__Directive__:
Copy out all of the material exactly as presented.

** BEGIN **

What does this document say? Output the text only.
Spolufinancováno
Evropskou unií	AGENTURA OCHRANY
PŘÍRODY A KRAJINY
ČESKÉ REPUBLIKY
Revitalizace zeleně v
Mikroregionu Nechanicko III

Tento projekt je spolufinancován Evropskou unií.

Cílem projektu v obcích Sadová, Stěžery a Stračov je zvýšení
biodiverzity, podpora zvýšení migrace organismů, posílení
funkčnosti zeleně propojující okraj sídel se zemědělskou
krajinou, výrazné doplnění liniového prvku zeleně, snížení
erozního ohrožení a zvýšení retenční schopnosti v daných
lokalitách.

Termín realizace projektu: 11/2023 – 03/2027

** END **

__Exercise output__:
What does this document say? Output the text only.
Spolufinancováno
Evropskou unií	AGENTURA OCHRANY
PŘÍRODY A KRAJINY
ČESKÉ REPUBLIKY
Revitalizace zeleně v
Mikroregionu Nechanicko III

Tento projekt je spolufinancován Evropskou unií.

Cílem projektu v obcích Sadová, Stěžery a Stračov je zvýšení
biodiverzity, podpora zvýšení migrace organismů, posílení
funkčnosti zeleně propojující okraj sídel se zemědělskou
krajinou, výrazné doplnění liniového prvku zeleně, snížení
erozního ohrožení a zvýšení retenční schopnosti v daných
lokalitách.

Termín realizace projektu: 11/2023 – 03/2027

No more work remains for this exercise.